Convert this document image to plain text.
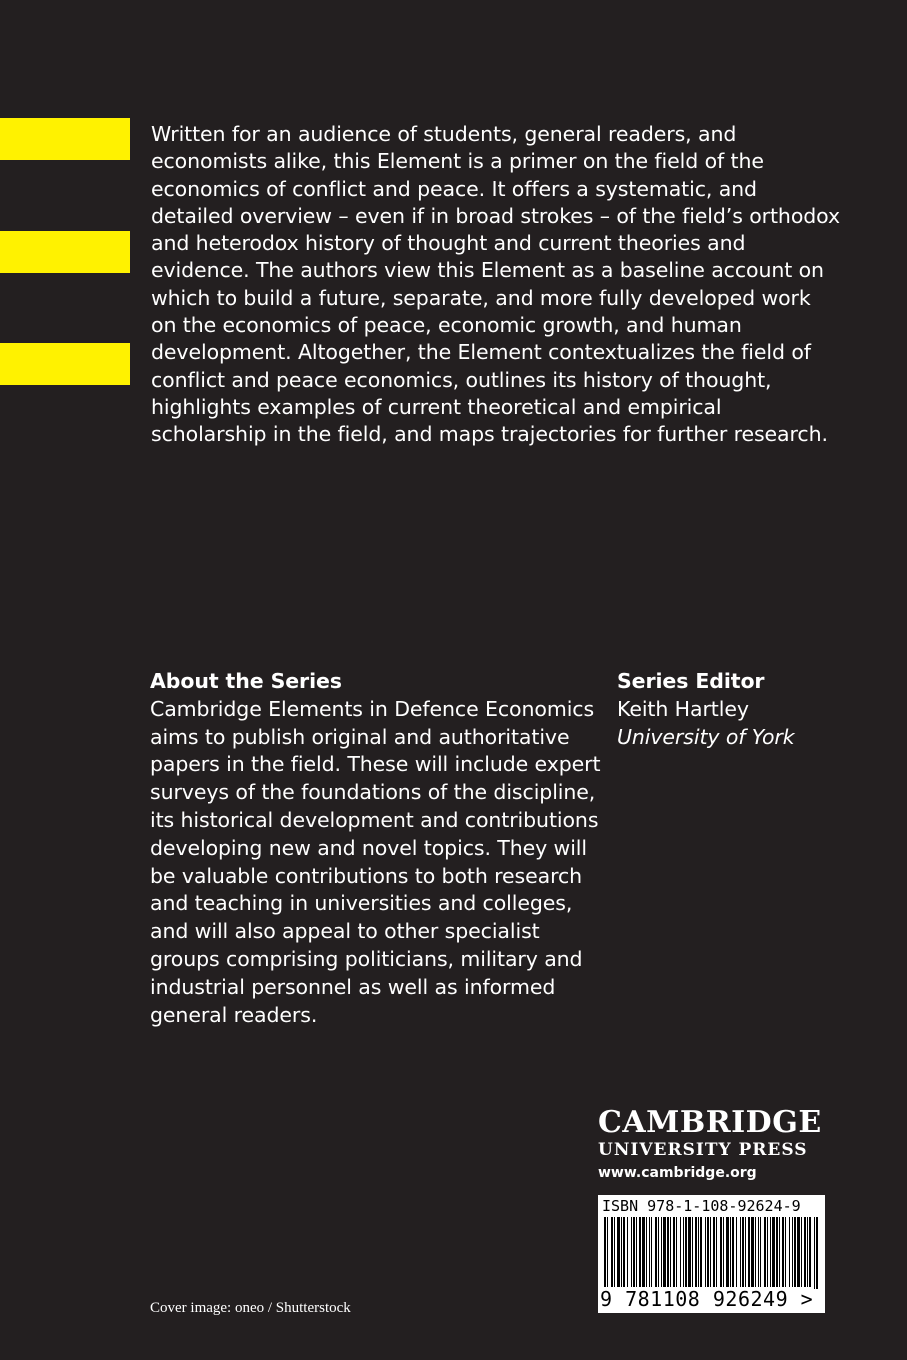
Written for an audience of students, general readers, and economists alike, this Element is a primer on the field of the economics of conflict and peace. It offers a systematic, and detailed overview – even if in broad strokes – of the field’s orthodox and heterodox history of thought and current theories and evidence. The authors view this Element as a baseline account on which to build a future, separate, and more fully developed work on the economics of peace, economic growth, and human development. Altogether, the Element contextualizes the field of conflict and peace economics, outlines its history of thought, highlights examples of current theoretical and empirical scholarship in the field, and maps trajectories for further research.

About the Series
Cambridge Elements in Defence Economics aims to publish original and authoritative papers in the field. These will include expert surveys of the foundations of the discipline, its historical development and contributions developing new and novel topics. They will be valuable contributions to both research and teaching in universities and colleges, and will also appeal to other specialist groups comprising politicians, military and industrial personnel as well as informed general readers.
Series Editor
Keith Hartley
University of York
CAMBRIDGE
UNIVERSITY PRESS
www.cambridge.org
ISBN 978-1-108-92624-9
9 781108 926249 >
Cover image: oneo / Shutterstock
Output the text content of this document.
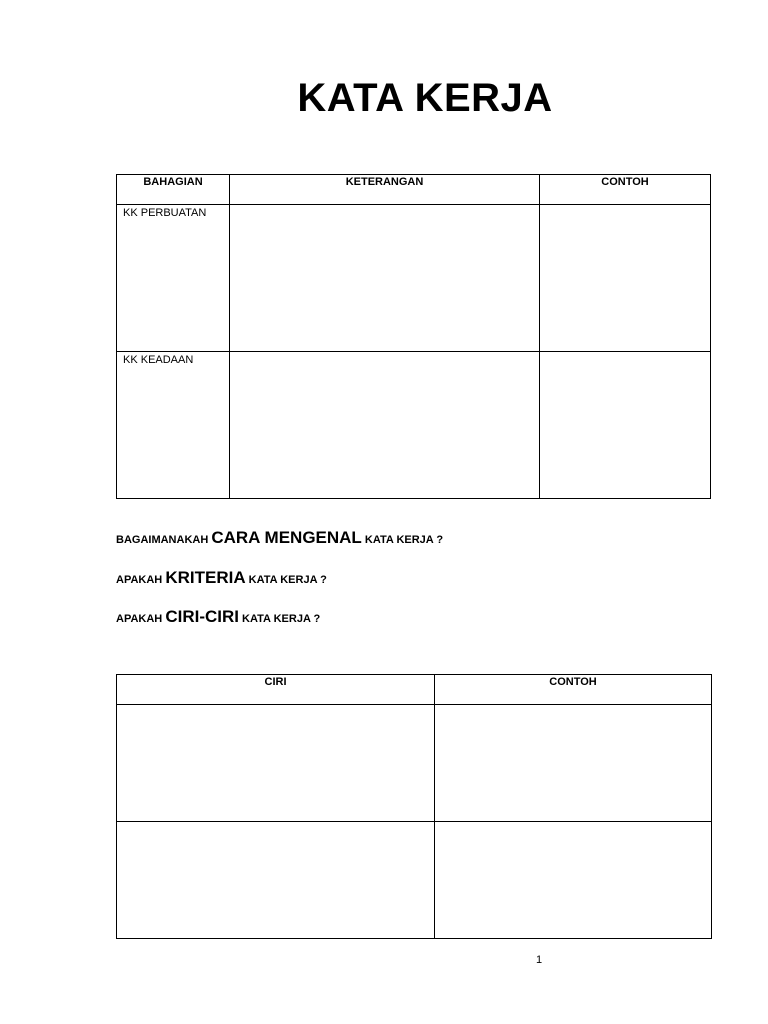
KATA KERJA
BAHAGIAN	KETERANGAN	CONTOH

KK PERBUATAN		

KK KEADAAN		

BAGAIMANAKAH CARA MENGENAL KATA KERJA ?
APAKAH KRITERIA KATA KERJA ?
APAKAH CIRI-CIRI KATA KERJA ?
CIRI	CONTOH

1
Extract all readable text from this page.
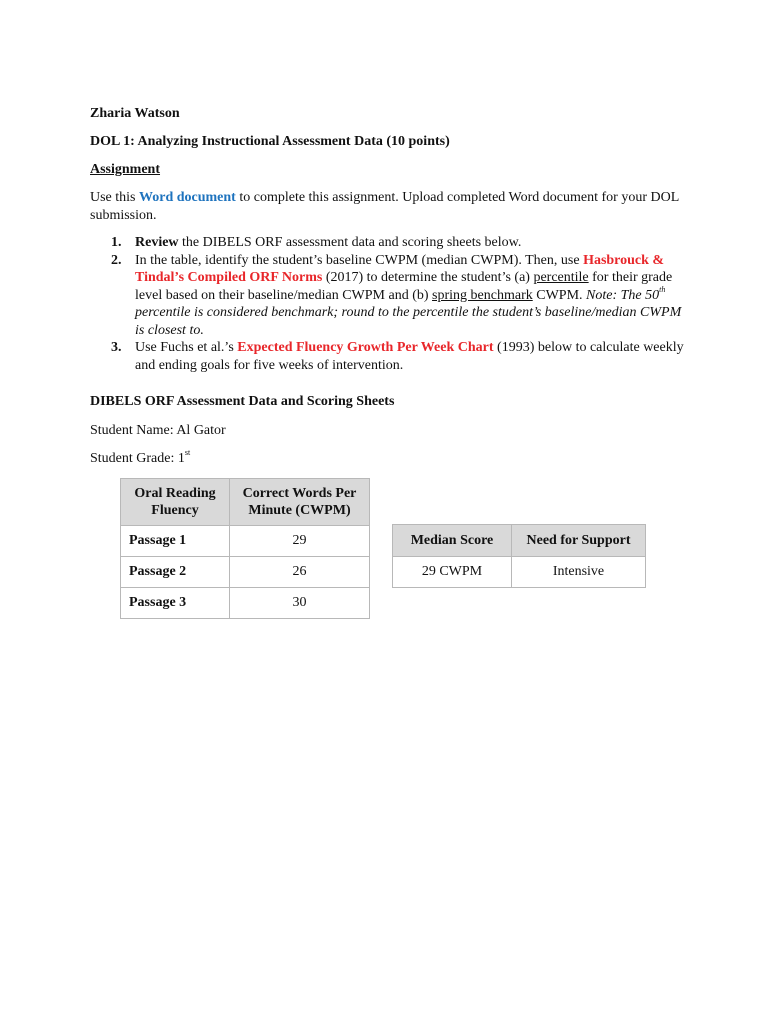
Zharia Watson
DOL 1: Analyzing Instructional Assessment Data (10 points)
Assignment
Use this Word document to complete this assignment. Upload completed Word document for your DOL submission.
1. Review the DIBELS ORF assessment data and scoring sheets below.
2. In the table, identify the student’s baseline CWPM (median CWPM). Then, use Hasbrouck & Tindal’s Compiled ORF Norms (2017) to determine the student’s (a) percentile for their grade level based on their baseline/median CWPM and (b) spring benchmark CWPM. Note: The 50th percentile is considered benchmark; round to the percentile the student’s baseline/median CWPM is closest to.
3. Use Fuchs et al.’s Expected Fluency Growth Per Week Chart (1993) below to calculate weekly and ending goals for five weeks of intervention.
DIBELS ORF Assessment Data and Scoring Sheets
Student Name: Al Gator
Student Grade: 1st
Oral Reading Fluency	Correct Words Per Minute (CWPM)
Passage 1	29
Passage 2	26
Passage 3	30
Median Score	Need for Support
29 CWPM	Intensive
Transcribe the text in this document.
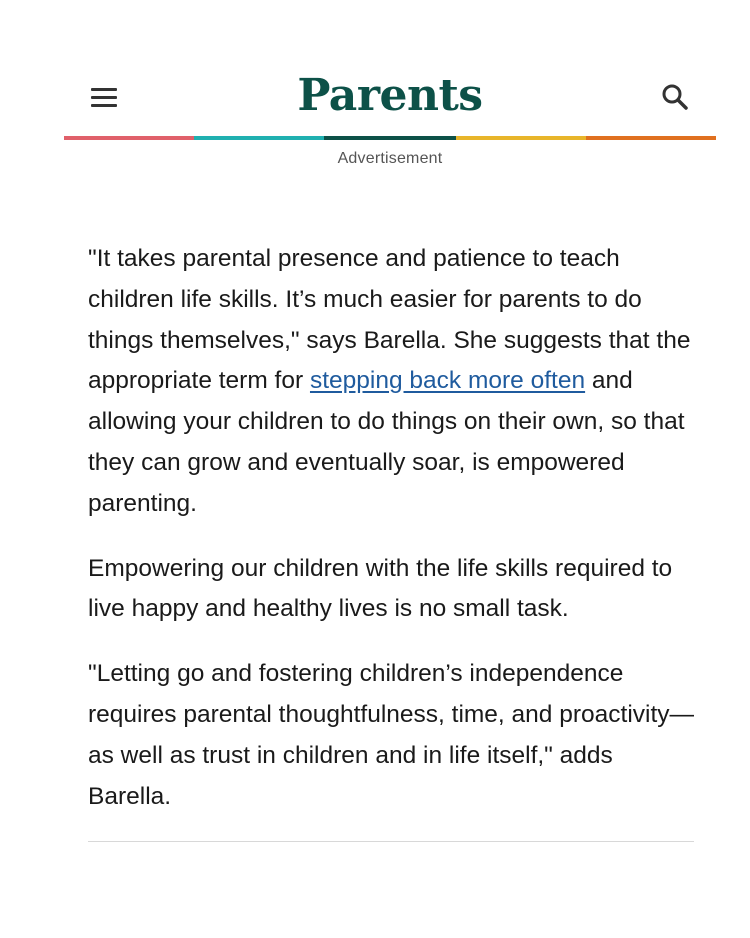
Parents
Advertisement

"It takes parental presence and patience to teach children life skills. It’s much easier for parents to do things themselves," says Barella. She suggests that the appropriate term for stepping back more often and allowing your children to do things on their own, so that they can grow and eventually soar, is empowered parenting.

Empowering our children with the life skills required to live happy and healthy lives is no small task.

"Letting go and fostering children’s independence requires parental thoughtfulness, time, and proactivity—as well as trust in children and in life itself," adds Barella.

☆ ☆ ☆

Search the entries for the word "children" and gather every line where it appears.

_Correct answer:_
"It takes parental presence and patience to teach children life skills. It’s much easier for parents to do things themselves," says Barella. She suggests that the appropriate term for stepping back more often and allowing your children to do things on their own, so that they can grow and eventually soar, is empowered parenting.
Empowering our children with the life skills required to live happy and healthy lives is no small task.
"Letting go and fostering children’s independence requires parental thoughtfulness, time, and proactivity—as well as trust in children and in life itself," adds Barella.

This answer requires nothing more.